[Saved entries]

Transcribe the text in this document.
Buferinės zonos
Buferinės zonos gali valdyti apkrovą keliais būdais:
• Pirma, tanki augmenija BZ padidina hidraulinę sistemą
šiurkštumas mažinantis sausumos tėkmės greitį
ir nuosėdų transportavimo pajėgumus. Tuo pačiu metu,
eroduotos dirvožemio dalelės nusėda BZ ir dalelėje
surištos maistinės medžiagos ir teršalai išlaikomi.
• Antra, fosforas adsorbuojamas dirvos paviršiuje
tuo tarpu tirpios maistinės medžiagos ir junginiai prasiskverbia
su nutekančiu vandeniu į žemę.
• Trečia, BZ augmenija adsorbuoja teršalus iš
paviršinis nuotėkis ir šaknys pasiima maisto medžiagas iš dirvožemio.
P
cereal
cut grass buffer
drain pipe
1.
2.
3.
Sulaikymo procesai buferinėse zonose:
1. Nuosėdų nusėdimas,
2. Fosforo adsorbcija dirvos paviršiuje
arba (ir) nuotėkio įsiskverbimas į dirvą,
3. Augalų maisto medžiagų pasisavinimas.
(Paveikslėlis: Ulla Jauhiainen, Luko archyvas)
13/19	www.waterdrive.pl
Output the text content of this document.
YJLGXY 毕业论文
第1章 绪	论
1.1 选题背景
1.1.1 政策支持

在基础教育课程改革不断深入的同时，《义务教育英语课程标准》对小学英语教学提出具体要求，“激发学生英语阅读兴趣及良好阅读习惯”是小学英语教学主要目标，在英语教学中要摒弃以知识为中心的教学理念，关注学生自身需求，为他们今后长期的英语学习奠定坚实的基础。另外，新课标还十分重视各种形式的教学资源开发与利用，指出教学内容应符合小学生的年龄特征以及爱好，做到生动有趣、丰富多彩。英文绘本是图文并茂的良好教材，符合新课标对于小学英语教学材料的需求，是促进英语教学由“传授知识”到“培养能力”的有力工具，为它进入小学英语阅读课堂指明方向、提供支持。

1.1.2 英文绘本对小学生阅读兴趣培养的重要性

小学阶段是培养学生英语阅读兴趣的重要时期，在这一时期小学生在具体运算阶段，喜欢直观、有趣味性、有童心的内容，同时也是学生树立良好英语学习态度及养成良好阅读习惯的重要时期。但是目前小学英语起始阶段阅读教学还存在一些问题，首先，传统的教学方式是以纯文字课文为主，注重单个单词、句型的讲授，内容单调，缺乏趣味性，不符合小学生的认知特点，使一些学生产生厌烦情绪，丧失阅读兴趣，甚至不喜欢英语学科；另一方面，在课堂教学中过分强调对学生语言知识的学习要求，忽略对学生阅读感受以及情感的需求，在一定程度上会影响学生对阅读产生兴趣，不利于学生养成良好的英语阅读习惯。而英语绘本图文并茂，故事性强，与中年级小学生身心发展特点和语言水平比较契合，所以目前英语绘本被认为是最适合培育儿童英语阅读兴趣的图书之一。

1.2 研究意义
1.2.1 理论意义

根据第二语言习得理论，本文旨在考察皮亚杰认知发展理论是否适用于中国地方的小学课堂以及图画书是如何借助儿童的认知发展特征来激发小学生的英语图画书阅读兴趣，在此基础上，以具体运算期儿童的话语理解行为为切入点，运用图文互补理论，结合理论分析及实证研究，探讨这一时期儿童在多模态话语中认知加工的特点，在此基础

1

▶ Task requirements
Count up every line above that has the word "document" in it; answer with the number alone.

▶ Solution
2